_Data shown_
○ ○ ○ ○

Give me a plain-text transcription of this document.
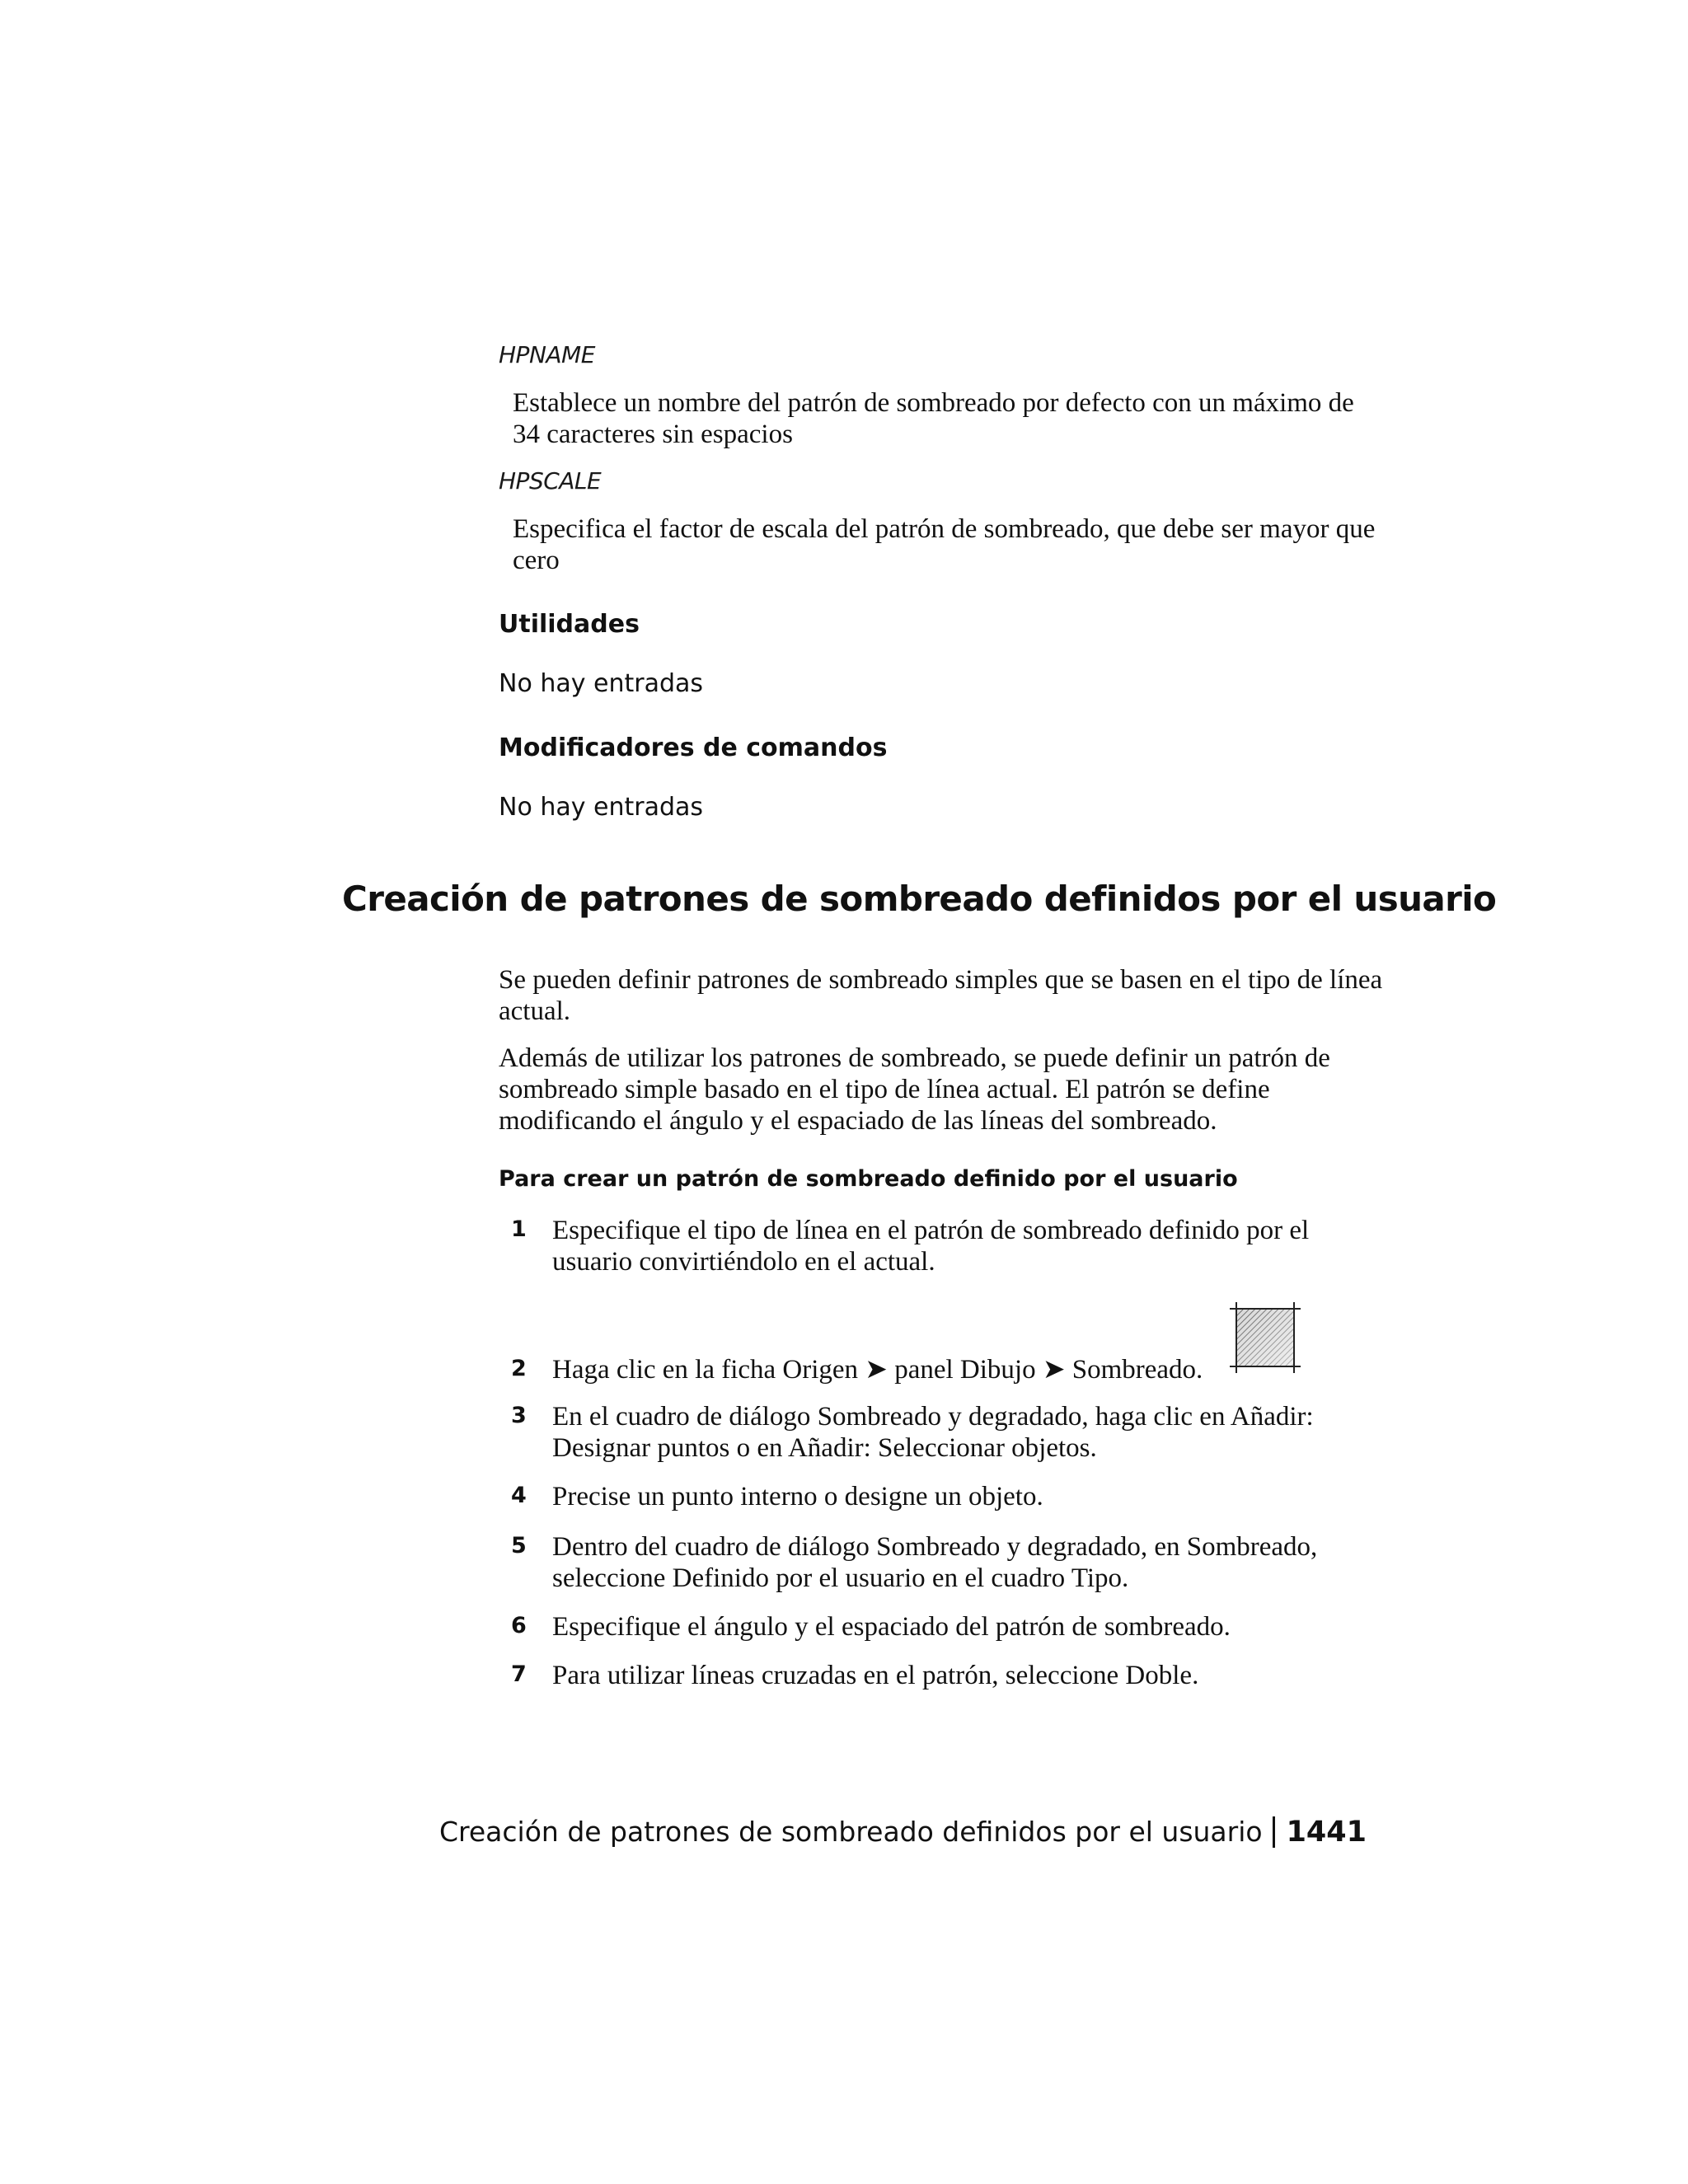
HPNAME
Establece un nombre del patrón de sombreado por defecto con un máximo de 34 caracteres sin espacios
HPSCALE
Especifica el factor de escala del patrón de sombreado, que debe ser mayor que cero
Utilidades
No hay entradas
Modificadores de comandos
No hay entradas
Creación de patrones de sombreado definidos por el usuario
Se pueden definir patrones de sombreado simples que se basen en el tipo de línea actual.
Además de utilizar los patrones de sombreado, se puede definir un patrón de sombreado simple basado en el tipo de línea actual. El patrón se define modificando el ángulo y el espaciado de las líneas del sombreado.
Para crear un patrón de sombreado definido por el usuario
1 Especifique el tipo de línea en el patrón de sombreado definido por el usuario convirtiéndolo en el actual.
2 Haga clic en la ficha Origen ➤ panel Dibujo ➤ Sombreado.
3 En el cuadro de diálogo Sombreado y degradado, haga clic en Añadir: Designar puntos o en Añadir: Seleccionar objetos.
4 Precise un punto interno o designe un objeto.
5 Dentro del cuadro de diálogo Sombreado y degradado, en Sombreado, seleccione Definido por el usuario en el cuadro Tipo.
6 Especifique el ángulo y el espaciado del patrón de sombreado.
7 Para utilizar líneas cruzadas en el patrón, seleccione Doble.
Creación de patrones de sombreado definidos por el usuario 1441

○ ○ ○ ○

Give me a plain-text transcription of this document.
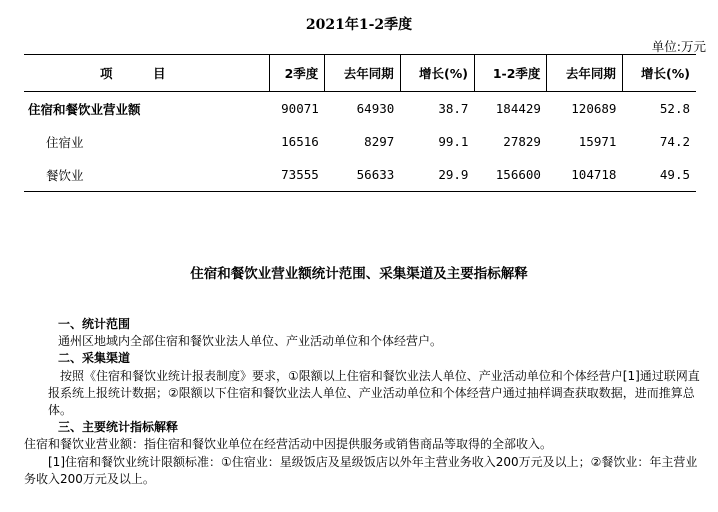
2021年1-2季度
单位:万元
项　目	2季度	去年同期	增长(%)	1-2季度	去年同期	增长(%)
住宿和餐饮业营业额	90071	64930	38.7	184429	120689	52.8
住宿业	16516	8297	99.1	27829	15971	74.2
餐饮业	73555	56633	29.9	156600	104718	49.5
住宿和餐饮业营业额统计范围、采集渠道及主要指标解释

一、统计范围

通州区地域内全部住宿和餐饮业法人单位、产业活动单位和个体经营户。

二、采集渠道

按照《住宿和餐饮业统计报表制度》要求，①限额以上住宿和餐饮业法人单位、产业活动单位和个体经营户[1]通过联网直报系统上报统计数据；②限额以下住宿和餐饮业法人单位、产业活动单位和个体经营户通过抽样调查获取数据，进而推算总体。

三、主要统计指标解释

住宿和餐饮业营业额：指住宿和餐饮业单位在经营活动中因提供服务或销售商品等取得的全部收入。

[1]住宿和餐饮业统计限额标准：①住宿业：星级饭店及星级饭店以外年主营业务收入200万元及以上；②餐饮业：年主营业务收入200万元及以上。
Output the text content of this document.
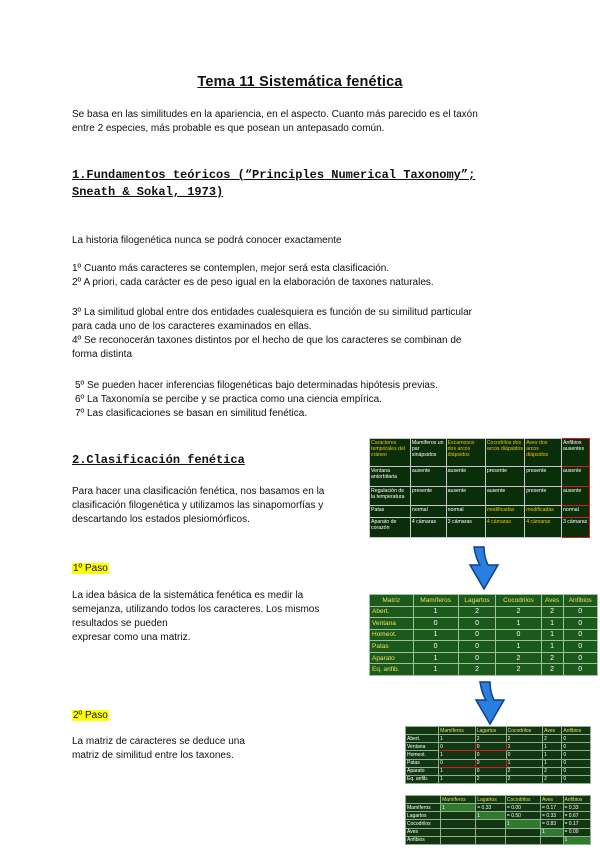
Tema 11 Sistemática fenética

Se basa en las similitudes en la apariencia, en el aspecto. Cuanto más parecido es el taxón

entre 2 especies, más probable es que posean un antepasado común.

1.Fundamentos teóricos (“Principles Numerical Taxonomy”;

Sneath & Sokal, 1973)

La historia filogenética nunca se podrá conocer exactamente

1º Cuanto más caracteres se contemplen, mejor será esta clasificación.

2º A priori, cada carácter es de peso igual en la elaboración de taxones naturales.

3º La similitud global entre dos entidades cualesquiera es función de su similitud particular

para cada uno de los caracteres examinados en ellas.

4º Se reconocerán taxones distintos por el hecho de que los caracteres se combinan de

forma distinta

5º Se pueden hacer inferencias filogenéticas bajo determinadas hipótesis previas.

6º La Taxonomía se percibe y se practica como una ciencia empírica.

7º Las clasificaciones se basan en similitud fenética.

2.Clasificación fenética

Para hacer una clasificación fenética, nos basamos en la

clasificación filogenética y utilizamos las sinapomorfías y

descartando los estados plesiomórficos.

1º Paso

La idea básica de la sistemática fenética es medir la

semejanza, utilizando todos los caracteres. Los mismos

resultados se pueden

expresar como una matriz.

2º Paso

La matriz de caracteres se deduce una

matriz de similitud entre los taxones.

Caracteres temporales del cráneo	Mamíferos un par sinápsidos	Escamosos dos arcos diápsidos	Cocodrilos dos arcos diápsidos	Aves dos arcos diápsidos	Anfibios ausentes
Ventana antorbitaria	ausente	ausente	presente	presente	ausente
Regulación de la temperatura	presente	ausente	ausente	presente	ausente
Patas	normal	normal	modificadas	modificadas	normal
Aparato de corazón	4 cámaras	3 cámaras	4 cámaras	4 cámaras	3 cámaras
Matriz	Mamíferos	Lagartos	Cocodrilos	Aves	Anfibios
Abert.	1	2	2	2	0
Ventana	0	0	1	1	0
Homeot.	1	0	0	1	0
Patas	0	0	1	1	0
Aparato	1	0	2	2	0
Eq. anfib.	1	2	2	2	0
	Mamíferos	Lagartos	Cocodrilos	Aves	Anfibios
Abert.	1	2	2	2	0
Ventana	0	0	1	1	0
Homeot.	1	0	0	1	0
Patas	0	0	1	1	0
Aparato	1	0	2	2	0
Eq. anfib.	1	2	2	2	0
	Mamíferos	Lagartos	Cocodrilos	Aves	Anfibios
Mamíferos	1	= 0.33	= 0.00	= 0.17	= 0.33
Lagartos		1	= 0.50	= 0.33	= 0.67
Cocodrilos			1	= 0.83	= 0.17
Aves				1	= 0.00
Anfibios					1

○ ○ ○ ○

_Problem to solve_
Scan the data for the word "espaciado" and copy every line where it shows up.

_Written response_
Además de utilizar los patrones de sombreado, se puede definir un patrón de sombreado simple basado en el tipo de línea actual. El patrón se define modificando el ángulo y el espaciado de las líneas del sombreado.
6 Especifique el ángulo y el espaciado del patrón de sombreado.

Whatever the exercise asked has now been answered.